__The problem__
Filter for the word "JSON" and keep each matching line.
================
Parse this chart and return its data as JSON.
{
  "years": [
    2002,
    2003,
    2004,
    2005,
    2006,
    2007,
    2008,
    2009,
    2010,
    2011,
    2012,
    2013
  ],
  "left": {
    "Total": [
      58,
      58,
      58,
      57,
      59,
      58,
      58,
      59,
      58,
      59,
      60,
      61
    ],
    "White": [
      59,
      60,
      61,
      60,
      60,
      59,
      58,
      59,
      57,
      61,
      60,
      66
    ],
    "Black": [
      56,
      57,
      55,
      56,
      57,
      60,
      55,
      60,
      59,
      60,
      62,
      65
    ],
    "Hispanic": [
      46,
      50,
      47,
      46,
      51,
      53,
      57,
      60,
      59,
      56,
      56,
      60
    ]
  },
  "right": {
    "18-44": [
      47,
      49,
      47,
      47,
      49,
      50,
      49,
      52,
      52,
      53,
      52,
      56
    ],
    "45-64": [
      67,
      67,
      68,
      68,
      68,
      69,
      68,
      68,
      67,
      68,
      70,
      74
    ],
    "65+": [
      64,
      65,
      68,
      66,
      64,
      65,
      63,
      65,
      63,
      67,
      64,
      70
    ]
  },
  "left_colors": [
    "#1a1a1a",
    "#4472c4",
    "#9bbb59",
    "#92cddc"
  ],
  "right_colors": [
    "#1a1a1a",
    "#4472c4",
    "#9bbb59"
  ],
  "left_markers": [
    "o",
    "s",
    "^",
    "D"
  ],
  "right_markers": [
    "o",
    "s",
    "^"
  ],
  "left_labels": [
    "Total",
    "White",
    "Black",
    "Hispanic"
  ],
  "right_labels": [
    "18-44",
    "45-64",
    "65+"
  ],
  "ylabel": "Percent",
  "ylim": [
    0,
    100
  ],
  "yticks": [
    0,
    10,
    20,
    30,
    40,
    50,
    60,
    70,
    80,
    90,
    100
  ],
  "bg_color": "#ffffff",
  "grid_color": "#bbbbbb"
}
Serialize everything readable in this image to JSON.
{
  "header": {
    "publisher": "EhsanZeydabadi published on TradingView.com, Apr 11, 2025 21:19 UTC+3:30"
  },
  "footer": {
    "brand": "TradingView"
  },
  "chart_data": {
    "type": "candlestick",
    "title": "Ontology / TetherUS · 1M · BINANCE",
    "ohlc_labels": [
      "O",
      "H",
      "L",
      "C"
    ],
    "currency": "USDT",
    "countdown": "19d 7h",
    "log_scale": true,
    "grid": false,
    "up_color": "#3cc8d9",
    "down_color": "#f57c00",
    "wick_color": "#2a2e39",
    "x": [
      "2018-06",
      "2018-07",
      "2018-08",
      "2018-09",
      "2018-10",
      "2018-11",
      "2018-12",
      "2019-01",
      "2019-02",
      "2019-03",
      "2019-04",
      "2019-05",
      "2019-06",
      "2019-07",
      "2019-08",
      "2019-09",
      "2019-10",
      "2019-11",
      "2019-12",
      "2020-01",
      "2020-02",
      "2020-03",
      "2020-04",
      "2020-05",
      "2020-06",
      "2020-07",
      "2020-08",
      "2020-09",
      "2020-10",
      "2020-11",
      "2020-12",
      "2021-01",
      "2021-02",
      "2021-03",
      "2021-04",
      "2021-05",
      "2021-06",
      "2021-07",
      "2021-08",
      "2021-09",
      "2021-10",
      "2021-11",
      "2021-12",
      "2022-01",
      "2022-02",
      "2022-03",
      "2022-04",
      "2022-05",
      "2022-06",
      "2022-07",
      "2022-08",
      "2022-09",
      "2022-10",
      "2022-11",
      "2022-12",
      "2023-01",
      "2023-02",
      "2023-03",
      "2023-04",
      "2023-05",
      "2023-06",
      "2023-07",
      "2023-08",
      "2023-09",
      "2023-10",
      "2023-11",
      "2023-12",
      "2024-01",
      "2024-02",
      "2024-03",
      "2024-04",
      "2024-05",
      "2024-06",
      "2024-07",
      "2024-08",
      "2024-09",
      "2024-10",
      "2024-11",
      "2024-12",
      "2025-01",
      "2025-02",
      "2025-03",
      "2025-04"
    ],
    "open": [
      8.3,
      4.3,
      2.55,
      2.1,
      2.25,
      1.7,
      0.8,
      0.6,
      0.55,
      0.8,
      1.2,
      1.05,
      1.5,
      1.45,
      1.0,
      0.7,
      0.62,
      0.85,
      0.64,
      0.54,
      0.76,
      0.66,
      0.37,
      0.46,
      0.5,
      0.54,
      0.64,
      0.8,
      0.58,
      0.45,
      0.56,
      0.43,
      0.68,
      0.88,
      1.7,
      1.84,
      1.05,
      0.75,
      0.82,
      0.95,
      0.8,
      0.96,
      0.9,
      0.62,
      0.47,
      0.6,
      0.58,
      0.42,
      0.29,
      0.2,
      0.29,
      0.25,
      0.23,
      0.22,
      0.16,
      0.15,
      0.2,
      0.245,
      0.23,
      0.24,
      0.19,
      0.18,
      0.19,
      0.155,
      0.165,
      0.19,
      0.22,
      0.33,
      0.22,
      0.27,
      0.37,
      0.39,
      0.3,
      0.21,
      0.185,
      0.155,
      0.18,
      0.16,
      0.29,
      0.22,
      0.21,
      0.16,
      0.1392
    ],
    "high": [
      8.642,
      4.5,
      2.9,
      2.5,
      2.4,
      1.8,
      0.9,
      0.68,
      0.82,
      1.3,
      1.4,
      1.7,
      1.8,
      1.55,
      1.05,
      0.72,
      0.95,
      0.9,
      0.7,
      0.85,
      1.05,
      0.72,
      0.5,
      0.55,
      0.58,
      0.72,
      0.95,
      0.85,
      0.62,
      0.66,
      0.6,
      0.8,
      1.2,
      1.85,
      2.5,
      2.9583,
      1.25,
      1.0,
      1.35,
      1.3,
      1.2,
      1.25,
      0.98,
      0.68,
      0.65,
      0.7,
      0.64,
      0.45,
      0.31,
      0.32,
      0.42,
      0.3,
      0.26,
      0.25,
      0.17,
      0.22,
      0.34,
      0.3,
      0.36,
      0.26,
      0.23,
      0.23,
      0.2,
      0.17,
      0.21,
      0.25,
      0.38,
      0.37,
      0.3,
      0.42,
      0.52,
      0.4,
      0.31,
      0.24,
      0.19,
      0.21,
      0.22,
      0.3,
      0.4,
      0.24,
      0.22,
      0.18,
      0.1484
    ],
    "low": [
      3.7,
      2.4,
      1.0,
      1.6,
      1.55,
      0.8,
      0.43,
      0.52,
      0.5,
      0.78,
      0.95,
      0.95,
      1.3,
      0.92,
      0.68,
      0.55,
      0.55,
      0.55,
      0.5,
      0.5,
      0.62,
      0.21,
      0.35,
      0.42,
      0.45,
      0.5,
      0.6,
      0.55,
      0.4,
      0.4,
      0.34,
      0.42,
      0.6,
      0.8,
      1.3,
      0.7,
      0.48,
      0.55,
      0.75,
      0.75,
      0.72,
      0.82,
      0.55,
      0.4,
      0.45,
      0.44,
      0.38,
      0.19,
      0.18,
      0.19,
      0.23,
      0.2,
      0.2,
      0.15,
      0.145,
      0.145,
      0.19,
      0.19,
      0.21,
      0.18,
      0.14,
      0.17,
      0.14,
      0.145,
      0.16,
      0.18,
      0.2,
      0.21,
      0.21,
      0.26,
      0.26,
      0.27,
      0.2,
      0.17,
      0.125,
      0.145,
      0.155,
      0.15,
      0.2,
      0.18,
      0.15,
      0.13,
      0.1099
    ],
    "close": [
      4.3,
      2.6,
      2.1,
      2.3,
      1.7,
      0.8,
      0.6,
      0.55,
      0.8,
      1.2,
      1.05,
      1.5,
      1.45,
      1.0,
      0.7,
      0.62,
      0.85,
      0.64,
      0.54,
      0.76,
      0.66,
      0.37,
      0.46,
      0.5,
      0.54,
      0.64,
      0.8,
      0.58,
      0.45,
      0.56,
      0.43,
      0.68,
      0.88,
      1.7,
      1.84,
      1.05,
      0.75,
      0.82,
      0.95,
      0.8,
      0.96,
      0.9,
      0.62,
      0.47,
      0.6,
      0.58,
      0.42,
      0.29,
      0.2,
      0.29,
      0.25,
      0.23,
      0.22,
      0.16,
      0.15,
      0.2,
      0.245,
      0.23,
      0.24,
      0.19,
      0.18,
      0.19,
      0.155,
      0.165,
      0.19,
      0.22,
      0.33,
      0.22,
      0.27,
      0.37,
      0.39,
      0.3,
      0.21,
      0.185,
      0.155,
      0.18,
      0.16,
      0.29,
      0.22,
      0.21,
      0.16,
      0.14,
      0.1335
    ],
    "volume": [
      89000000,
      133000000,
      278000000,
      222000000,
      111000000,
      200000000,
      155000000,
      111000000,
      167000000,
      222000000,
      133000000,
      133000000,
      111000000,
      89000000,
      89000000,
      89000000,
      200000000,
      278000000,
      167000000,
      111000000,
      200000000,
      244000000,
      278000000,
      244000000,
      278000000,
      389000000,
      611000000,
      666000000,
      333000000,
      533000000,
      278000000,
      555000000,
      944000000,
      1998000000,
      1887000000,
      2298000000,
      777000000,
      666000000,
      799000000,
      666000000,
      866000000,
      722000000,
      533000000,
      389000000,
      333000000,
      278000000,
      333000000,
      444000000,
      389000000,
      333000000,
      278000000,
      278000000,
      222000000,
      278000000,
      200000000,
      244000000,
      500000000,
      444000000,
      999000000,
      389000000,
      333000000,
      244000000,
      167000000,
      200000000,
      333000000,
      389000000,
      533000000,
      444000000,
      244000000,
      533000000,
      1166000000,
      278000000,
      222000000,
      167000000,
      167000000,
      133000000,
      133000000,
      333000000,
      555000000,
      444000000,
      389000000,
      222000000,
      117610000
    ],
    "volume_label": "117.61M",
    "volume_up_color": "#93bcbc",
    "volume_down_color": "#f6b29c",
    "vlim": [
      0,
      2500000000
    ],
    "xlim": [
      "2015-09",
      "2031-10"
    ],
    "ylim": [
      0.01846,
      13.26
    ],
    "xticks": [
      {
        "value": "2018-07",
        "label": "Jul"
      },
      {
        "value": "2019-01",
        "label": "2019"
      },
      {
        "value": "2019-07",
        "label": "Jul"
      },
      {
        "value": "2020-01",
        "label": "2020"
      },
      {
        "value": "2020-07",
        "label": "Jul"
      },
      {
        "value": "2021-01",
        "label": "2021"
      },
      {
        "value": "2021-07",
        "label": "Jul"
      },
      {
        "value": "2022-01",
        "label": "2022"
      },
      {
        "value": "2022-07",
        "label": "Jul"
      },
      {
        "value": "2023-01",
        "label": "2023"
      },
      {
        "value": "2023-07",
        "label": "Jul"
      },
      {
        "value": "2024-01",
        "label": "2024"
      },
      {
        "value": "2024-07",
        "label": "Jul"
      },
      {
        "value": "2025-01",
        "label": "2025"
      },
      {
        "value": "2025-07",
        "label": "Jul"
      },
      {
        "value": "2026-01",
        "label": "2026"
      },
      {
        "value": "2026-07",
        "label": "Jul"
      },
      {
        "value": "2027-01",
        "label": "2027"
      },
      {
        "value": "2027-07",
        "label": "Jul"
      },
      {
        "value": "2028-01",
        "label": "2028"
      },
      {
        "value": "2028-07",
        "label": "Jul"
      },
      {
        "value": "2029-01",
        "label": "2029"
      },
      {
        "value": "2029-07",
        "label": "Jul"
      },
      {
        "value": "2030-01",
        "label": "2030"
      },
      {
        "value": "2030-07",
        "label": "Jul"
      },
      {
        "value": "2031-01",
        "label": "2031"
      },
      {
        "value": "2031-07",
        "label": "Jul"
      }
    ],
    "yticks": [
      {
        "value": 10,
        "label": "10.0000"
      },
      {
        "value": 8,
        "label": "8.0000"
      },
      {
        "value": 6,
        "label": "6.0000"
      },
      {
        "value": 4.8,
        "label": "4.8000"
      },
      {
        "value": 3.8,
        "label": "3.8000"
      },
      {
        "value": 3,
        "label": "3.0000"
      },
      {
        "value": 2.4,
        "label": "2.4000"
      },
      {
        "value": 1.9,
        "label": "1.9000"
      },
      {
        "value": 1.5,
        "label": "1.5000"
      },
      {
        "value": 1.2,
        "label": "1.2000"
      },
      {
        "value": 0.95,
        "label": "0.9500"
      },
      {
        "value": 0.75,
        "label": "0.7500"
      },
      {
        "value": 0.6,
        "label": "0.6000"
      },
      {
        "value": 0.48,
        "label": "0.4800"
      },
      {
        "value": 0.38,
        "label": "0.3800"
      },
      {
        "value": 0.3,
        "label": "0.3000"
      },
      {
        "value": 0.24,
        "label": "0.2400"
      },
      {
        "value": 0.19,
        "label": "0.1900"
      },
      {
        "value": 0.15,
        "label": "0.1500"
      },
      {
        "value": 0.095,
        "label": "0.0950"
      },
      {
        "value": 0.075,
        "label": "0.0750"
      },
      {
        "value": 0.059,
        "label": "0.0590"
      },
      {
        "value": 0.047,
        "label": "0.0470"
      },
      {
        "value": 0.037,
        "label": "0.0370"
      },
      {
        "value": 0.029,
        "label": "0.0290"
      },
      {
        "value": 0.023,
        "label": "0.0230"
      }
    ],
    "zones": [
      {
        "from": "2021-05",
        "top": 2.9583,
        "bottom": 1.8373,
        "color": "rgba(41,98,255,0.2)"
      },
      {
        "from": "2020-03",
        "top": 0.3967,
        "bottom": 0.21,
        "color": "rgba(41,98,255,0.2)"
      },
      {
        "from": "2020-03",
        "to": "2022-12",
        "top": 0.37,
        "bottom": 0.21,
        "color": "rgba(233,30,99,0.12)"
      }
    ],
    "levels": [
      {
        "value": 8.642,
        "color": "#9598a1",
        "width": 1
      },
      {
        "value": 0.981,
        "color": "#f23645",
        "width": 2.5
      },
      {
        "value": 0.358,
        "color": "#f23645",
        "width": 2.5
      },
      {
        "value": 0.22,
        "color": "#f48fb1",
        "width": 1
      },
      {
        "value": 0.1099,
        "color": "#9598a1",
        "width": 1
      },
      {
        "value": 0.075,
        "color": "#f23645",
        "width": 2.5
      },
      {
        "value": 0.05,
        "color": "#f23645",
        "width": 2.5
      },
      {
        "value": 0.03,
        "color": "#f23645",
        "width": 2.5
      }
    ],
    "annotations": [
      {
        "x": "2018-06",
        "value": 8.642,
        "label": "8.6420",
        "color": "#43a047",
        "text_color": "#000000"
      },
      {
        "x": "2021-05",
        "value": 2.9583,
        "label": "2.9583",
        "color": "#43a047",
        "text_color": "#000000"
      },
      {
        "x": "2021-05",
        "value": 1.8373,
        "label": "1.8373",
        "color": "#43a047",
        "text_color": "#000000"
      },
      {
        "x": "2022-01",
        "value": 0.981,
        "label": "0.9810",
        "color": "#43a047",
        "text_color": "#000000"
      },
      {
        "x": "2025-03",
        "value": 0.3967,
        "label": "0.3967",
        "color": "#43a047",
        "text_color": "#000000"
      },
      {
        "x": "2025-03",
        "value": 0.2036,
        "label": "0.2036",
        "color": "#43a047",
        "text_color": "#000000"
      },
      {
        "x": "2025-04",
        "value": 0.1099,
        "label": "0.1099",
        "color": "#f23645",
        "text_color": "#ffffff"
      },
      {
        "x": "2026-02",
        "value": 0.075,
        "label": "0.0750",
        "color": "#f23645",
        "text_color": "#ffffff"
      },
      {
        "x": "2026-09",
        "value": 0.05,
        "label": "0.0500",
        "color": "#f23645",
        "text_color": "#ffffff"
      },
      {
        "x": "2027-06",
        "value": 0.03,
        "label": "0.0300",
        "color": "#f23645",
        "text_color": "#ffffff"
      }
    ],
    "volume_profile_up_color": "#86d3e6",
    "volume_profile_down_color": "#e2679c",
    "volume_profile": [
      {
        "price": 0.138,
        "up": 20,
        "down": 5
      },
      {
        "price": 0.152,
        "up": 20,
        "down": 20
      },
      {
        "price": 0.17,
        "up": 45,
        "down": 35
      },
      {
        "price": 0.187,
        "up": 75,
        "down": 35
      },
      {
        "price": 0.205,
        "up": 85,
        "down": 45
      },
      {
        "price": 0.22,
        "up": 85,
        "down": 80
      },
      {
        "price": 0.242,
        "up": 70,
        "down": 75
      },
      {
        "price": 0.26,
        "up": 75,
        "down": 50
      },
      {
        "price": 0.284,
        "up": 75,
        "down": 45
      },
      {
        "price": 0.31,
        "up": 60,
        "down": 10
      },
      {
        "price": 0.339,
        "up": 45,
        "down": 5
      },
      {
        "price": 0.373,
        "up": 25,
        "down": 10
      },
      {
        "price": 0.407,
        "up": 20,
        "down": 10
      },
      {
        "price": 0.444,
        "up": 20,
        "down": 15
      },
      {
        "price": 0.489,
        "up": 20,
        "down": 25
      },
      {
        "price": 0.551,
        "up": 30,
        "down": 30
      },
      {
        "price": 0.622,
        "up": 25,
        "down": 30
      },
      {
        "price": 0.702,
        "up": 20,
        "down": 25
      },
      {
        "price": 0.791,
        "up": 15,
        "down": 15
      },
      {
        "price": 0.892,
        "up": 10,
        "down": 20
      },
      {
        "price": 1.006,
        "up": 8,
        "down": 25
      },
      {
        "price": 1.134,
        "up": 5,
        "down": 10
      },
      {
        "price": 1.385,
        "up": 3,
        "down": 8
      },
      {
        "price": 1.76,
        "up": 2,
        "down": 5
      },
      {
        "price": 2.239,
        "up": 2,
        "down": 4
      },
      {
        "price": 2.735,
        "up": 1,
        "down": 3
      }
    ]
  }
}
================
__Output for this exercise__
Parse this chart and return its data as JSON.
Serialize everything readable in this image to JSON.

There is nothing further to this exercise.